BEGIN Records shown
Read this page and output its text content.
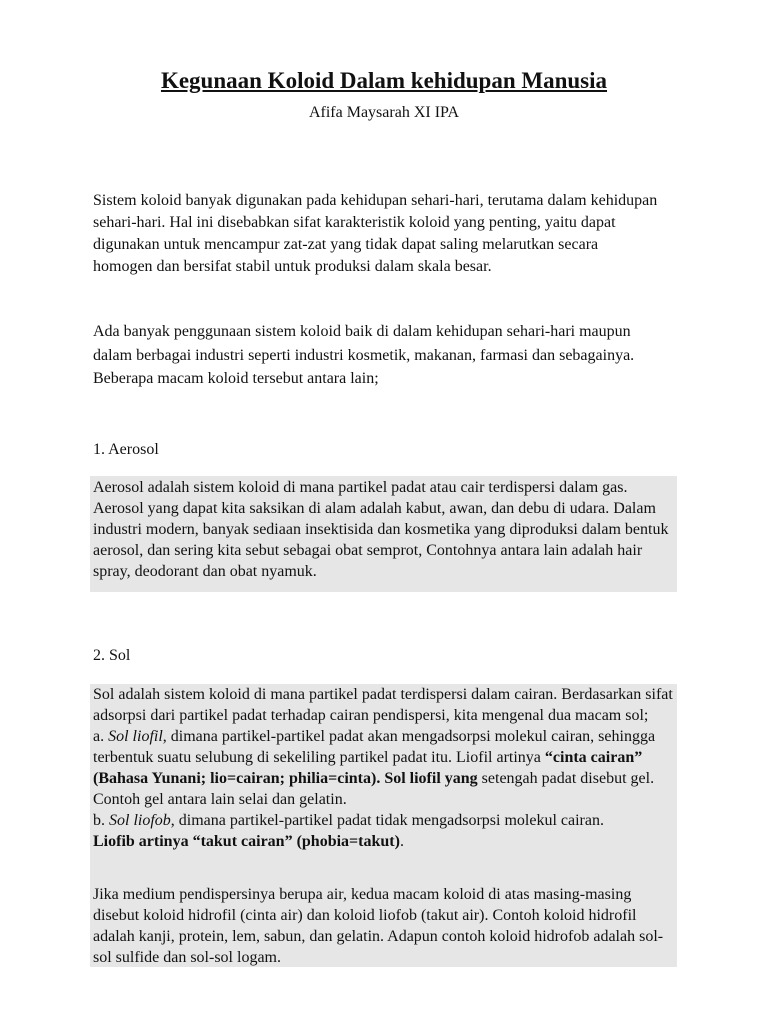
Kegunaan Koloid Dalam kehidupan Manusia
Afifa Maysarah XI IPA

Sistem koloid banyak digunakan pada kehidupan sehari-hari, terutama dalam kehidupan sehari-hari. Hal ini disebabkan sifat karakteristik koloid yang penting, yaitu dapat digunakan untuk mencampur zat-zat yang tidak dapat saling melarutkan secara homogen dan bersifat stabil untuk produksi dalam skala besar.

Ada banyak penggunaan sistem koloid baik di dalam kehidupan sehari-hari maupun dalam berbagai industri seperti industri kosmetik, makanan, farmasi dan sebagainya. Beberapa macam koloid tersebut antara lain;

1. Aerosol

Aerosol adalah sistem koloid di mana partikel padat atau cair terdispersi dalam gas. Aerosol yang dapat kita saksikan di alam adalah kabut, awan, dan debu di udara. Dalam industri modern, banyak sediaan insektisida dan kosmetika yang diproduksi dalam bentuk aerosol, dan sering kita sebut sebagai obat semprot, Contohnya antara lain adalah hair spray, deodorant dan obat nyamuk.

2. Sol

Sol adalah sistem koloid di mana partikel padat terdispersi dalam cairan. Berdasarkan sifat adsorpsi dari partikel padat terhadap cairan pendispersi, kita mengenal dua macam sol;
a. Sol liofil, dimana partikel-partikel padat akan mengadsorpsi molekul cairan, sehingga terbentuk suatu selubung di sekeliling partikel padat itu. Liofil artinya “cinta cairan” (Bahasa Yunani; lio=cairan; philia=cinta). Sol liofil yang setengah padat disebut gel. Contoh gel antara lain selai dan gelatin.
b. Sol liofob, dimana partikel-partikel padat tidak mengadsorpsi molekul cairan.
Liofib artinya “takut cairan” (phobia=takut).

Jika medium pendispersinya berupa air, kedua macam koloid di atas masing-masing disebut koloid hidrofil (cinta air) dan koloid liofob (takut air). Contoh koloid hidrofil adalah kanji, protein, lem, sabun, dan gelatin. Adapun contoh koloid hidrofob adalah sol-sol sulfide dan sol-sol logam.
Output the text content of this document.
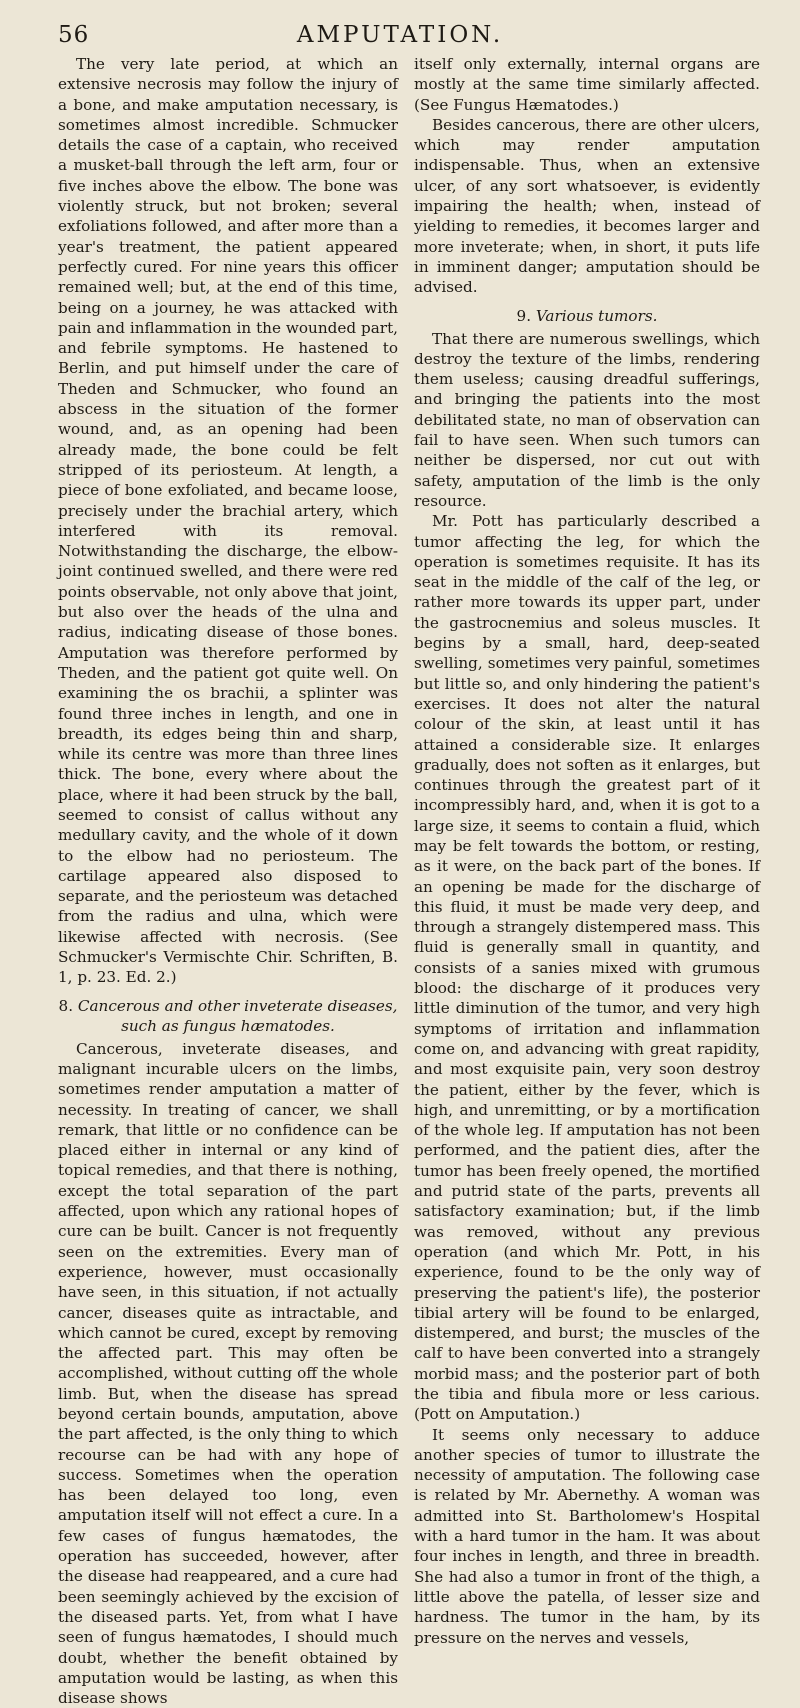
56	AMPUTATION.

The very late period, at which an extensive necrosis may follow the injury of a bone, and make amputation necessary, is sometimes almost incredible. Schmucker details the case of a captain, who received a musket-ball through the left arm, four or five inches above the elbow. The bone was violently struck, but not broken; several exfoliations followed, and after more than a year's treatment, the patient appeared perfectly cured. For nine years this officer remained well; but, at the end of this time, being on a journey, he was attacked with pain and inflammation in the wounded part, and febrile symptoms. He hastened to Berlin, and put himself under the care of Theden and Schmucker, who found an abscess in the situation of the former wound, and, as an opening had been already made, the bone could be felt stripped of its periosteum. At length, a piece of bone exfoliated, and became loose, precisely under the brachial artery, which interfered with its removal. Notwithstanding the discharge, the elbow-joint continued swelled, and there were red points observable, not only above that joint, but also over the heads of the ulna and radius, indicating disease of those bones. Amputation was therefore performed by Theden, and the patient got quite well. On examining the os brachii, a splinter was found three inches in length, and one in breadth, its edges being thin and sharp, while its centre was more than three lines thick. The bone, every where about the place, where it had been struck by the ball, seemed to consist of callus without any medullary cavity, and the whole of it down to the elbow had no periosteum. The cartilage appeared also disposed to separate, and the periosteum was detached from the radius and ulna, which were likewise affected with necrosis. (See Schmucker's Vermischte Chir. Schriften, B. 1, p. 23. Ed. 2.)

8. Cancerous and other inveterate diseases, such as fungus hæmatodes.

Cancerous, inveterate diseases, and malignant incurable ulcers on the limbs, sometimes render amputation a matter of necessity. In treating of cancer, we shall remark, that little or no confidence can be placed either in internal or any kind of topical remedies, and that there is nothing, except the total separation of the part affected, upon which any rational hopes of cure can be built. Cancer is not frequently seen on the extremities. Every man of experience, however, must occasionally have seen, in this situation, if not actually cancer, diseases quite as intractable, and which cannot be cured, except by removing the affected part. This may often be accomplished, without cutting off the whole limb. But, when the disease has spread beyond certain bounds, amputation, above the part affected, is the only thing to which recourse can be had with any hope of success. Sometimes when the operation has been delayed too long, even amputation itself will not effect a cure. In a few cases of fungus hæmatodes, the operation has succeeded, however, after the disease had reappeared, and a cure had been seemingly achieved by the excision of the diseased parts. Yet, from what I have seen of fungus hæmatodes, I should much doubt, whether the benefit obtained by amputation would be lasting, as when this disease shows

itself only externally, internal organs are mostly at the same time similarly affected. (See Fungus Hæmatodes.)

Besides cancerous, there are other ulcers, which may render amputation indispensable. Thus, when an extensive ulcer, of any sort whatsoever, is evidently impairing the health; when, instead of yielding to remedies, it becomes larger and more inveterate; when, in short, it puts life in imminent danger; amputation should be advised.

9. Various tumors.

That there are numerous swellings, which destroy the texture of the limbs, rendering them useless; causing dreadful sufferings, and bringing the patients into the most debilitated state, no man of observation can fail to have seen. When such tumors can neither be dispersed, nor cut out with safety, amputation of the limb is the only resource.

Mr. Pott has particularly described a tumor affecting the leg, for which the operation is sometimes requisite. It has its seat in the middle of the calf of the leg, or rather more towards its upper part, under the gastrocnemius and soleus muscles. It begins by a small, hard, deep-seated swelling, sometimes very painful, sometimes but little so, and only hindering the patient's exercises. It does not alter the natural colour of the skin, at least until it has attained a considerable size. It enlarges gradually, does not soften as it enlarges, but continues through the greatest part of it incompressibly hard, and, when it is got to a large size, it seems to contain a fluid, which may be felt towards the bottom, or resting, as it were, on the back part of the bones. If an opening be made for the discharge of this fluid, it must be made very deep, and through a strangely distempered mass. This fluid is generally small in quantity, and consists of a sanies mixed with grumous blood: the discharge of it produces very little diminution of the tumor, and very high symptoms of irritation and inflammation come on, and advancing with great rapidity, and most exquisite pain, very soon destroy the patient, either by the fever, which is high, and unremitting, or by a mortification of the whole leg. If amputation has not been performed, and the patient dies, after the tumor has been freely opened, the mortified and putrid state of the parts, prevents all satisfactory examination; but, if the limb was removed, without any previous operation (and which Mr. Pott, in his experience, found to be the only way of preserving the patient's life), the posterior tibial artery will be found to be enlarged, distempered, and burst; the muscles of the calf to have been converted into a strangely morbid mass; and the posterior part of both the tibia and fibula more or less carious. (Pott on Amputation.)

It seems only necessary to adduce another species of tumor to illustrate the necessity of amputation. The following case is related by Mr. Abernethy. A woman was admitted into St. Bartholomew's Hospital with a hard tumor in the ham. It was about four inches in length, and three in breadth. She had also a tumor in front of the thigh, a little above the patella, of lesser size and hardness. The tumor in the ham, by its pressure on the nerves and vessels,
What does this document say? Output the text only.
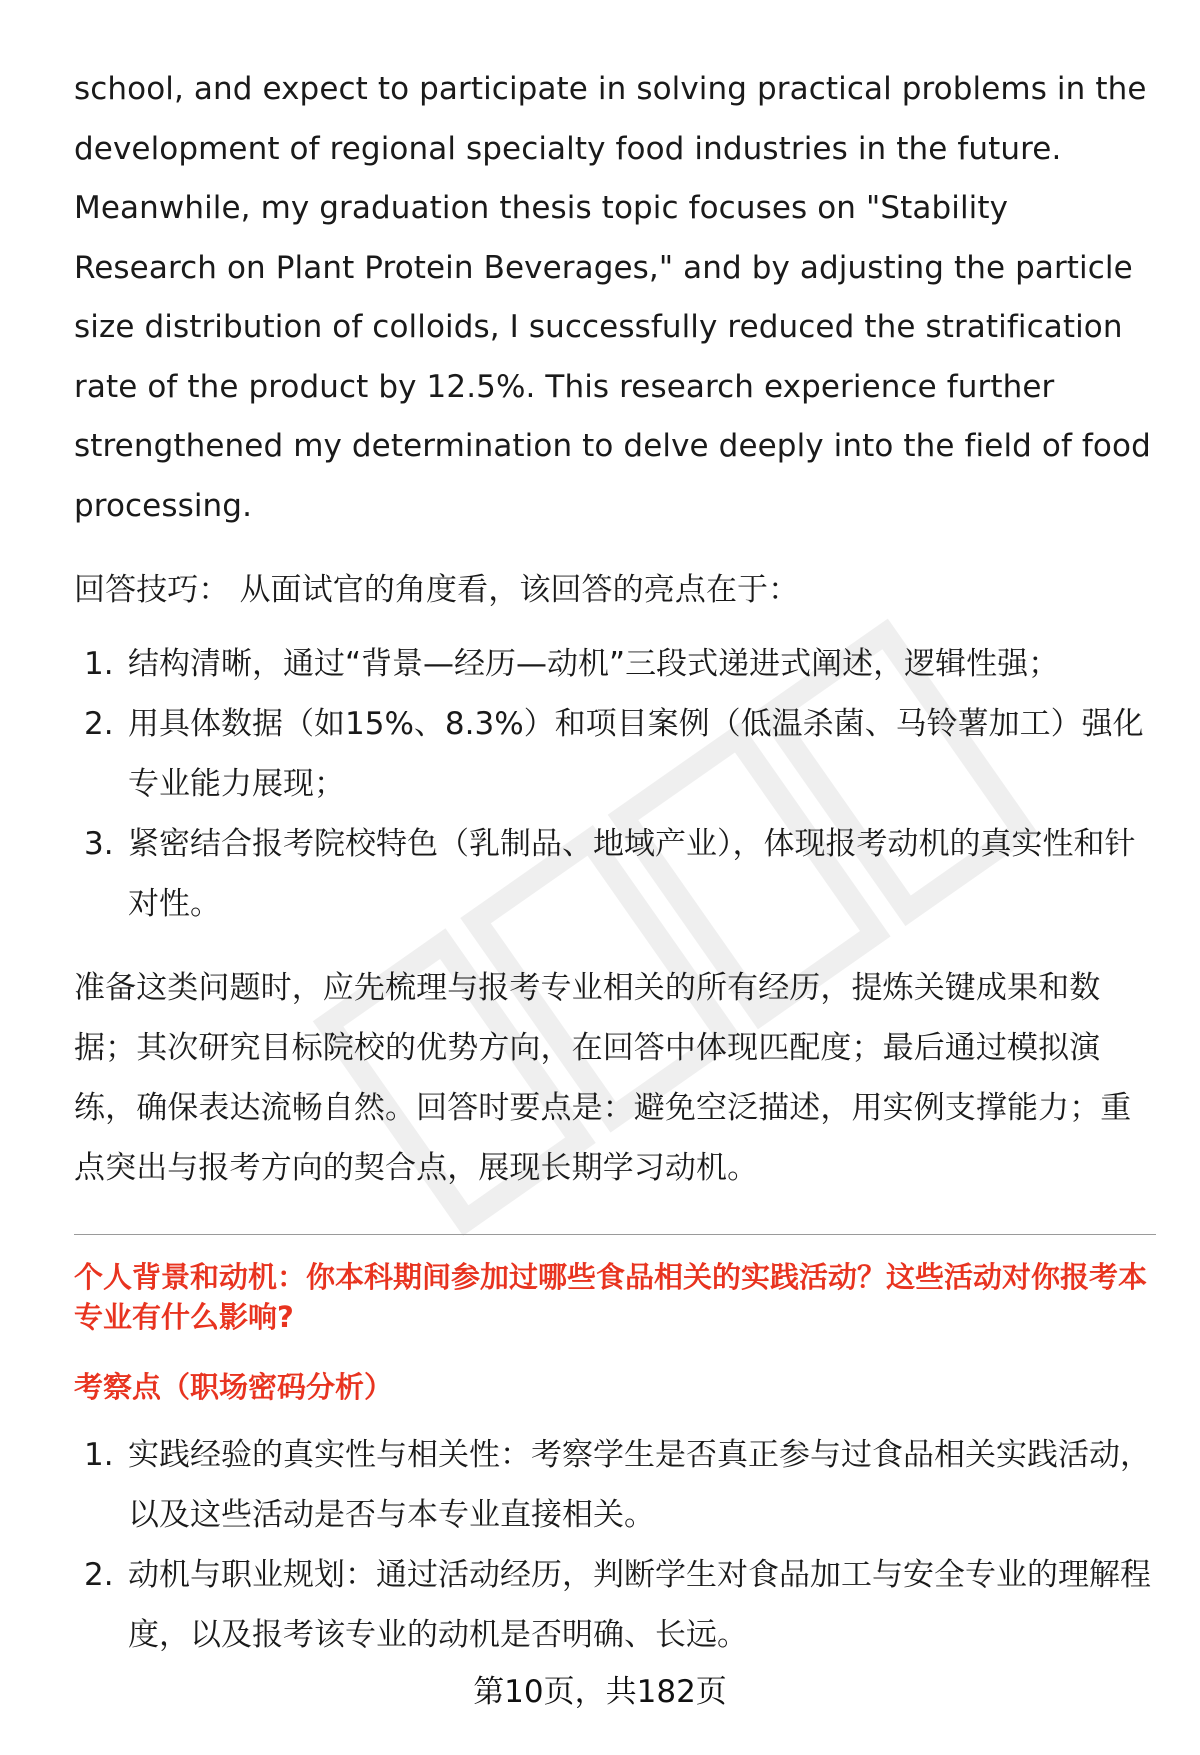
school, and expect to participate in solving practical problems in the development of regional specialty food industries in the future. Meanwhile, my graduation thesis topic focuses on "Stability Research on Plant Protein Beverages," and by adjusting the particle size distribution of colloids, I successfully reduced the stratification rate of the product by 12.5%. This research experience further strengthened my determination to delve deeply into the field of food processing.

回答技巧： 从面试官的角度看，该回答的亮点在于：

1. 结构清晰，通过“背景—经历—动机”三段式递进式阐述，逻辑性强；
2. 用具体数据（如15%、8.3%）和项目案例（低温杀菌、马铃薯加工）强化专业能力展现；
3. 紧密结合报考院校特色（乳制品、地域产业），体现报考动机的真实性和针对性。

准备这类问题时，应先梳理与报考专业相关的所有经历，提炼关键成果和数据；其次研究目标院校的优势方向，在回答中体现匹配度；最后通过模拟演练，确保表达流畅自然。回答时要点是：避免空泛描述，用实例支撑能力；重点突出与报考方向的契合点，展现长期学习动机。

个人背景和动机：你本科期间参加过哪些食品相关的实践活动？这些活动对你报考本专业有什么影响?

考察点（职场密码分析）

1. 实践经验的真实性与相关性：考察学生是否真正参与过食品相关实践活动，以及这些活动是否与本专业直接相关。
2. 动机与职业规划：通过活动经历，判断学生对食品加工与安全专业的理解程度，以及报考该专业的动机是否明确、长远。
第10页，共182页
END Records shown
What is required:
Look for the word "document". Copy out every line of the data that has it.

Answer for this exercise:
Output the text content of this document.
What does this document say? Output the text only.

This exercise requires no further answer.